* [GOAL OF THE EXERCISE]:
Please quote the records word for word, starting at the line that contains "35, 687, 467]" and ending at the line that contains "72, 578, 219]".

* [INFORMATION GIVEN]:
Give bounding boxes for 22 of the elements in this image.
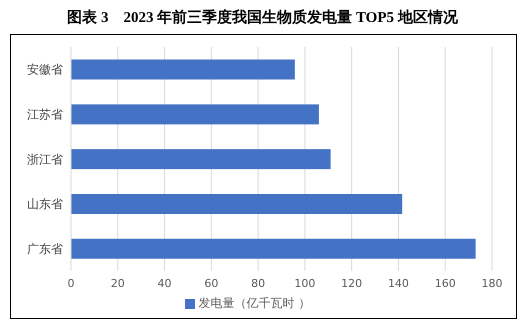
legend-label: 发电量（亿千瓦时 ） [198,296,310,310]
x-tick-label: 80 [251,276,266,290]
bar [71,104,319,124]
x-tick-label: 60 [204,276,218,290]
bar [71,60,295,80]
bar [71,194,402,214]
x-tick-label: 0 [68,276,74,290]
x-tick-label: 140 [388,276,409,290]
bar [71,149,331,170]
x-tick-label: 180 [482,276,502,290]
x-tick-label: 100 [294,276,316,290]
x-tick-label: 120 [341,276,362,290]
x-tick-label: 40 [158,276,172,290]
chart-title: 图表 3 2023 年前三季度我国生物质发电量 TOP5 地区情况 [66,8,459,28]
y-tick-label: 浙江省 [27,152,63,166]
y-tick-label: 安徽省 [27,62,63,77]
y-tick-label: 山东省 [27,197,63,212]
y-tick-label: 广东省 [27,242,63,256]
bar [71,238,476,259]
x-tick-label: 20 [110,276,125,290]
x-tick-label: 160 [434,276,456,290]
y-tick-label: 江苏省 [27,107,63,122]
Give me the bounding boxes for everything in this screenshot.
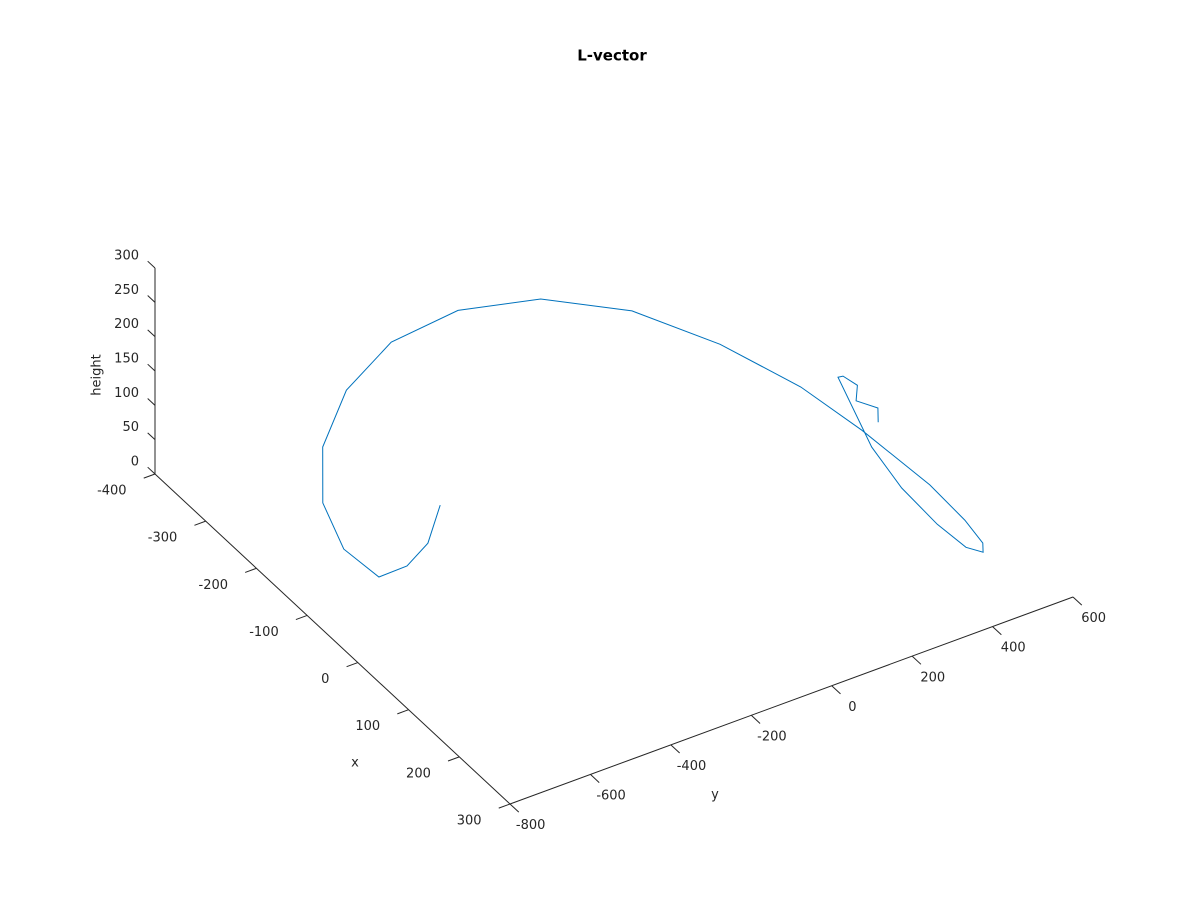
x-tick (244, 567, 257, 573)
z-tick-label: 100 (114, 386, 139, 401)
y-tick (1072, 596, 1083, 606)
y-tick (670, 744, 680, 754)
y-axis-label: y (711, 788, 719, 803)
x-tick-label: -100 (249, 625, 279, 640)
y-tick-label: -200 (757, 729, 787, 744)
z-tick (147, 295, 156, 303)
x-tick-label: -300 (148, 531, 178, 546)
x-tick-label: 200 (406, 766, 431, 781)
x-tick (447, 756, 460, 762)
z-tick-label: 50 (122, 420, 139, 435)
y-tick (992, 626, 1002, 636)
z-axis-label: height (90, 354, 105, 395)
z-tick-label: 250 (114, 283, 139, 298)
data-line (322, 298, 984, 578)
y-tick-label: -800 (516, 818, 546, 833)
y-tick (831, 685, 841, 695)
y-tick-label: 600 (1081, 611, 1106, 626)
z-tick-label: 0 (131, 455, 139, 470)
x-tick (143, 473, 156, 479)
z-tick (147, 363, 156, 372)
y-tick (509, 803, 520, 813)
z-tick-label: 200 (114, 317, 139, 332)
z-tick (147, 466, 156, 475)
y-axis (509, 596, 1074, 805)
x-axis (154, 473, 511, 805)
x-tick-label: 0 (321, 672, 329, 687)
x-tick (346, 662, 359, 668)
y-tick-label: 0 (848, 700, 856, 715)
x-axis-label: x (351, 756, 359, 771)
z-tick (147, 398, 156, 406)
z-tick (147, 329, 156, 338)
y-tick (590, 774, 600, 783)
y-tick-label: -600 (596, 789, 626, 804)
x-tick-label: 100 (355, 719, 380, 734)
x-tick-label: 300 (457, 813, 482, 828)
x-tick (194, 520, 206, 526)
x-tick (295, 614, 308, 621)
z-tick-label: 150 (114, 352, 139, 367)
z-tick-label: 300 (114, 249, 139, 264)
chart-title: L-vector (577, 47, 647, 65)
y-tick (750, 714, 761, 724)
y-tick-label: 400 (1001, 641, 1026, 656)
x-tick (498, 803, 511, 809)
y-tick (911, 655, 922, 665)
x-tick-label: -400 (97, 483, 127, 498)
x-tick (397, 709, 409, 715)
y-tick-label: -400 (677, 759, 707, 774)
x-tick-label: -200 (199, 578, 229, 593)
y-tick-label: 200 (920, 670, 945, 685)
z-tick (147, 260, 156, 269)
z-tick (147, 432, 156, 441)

==

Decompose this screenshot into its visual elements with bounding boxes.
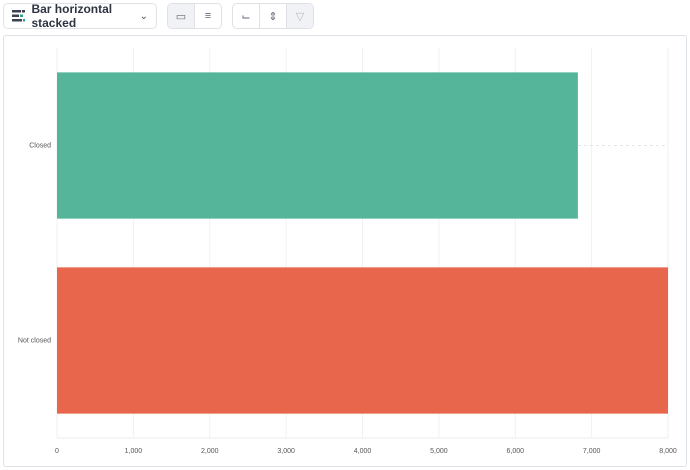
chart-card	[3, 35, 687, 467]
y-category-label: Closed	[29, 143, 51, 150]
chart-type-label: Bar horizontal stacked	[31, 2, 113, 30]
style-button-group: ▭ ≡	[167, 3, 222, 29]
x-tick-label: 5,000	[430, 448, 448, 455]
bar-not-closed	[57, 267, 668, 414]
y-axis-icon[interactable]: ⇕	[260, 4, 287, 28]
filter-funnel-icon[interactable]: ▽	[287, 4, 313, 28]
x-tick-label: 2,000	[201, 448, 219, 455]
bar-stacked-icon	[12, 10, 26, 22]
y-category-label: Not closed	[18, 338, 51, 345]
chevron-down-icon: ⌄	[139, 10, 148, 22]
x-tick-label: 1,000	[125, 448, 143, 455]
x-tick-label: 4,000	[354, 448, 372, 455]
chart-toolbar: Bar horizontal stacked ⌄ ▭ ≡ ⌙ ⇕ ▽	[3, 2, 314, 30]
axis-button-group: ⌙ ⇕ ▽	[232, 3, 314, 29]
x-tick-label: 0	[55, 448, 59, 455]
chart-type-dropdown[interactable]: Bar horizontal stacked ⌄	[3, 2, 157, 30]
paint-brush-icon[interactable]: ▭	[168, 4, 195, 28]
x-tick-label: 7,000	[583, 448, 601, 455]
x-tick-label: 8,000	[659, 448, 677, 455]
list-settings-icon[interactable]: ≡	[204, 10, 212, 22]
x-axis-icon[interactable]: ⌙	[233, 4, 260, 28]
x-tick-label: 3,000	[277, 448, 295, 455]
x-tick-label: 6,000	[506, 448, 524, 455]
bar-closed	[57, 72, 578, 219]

* [OUTPUT FOR THIS TASK]:
chart-card	[3, 35, 687, 467]
y-category-label: Closed	[29, 143, 51, 150]
chart-type-label: Bar horizontal stacked	[31, 2, 113, 30]
style-button-group: ▭ ≡	[167, 3, 222, 29]
x-tick-label: 5,000	[430, 448, 448, 455]
bar-not-closed	[57, 267, 668, 414]
y-axis-icon[interactable]: ⇕	[260, 4, 287, 28]
filter-funnel-icon[interactable]: ▽	[287, 4, 313, 28]
x-tick-label: 2,000	[201, 448, 219, 455]
bar-stacked-icon	[12, 10, 26, 22]
y-category-label: Not closed	[18, 338, 51, 345]
chevron-down-icon: ⌄	[139, 10, 148, 22]
x-tick-label: 1,000	[125, 448, 143, 455]
x-tick-label: 4,000	[354, 448, 372, 455]
chart-toolbar: Bar horizontal stacked ⌄ ▭ ≡ ⌙ ⇕ ▽	[3, 2, 314, 30]
axis-button-group: ⌙ ⇕ ▽	[232, 3, 314, 29]
x-tick-label: 0	[55, 448, 59, 455]
chart-type-dropdown[interactable]: Bar horizontal stacked ⌄	[3, 2, 157, 30]
paint-brush-icon[interactable]: ▭	[168, 4, 195, 28]
x-tick-label: 7,000	[583, 448, 601, 455]
x-tick-label: 8,000	[659, 448, 677, 455]
list-settings-icon[interactable]: ≡	[204, 10, 212, 22]
x-axis-icon[interactable]: ⌙	[233, 4, 260, 28]
x-tick-label: 3,000	[277, 448, 295, 455]
x-tick-label: 6,000	[506, 448, 524, 455]
bar-closed	[57, 72, 578, 219]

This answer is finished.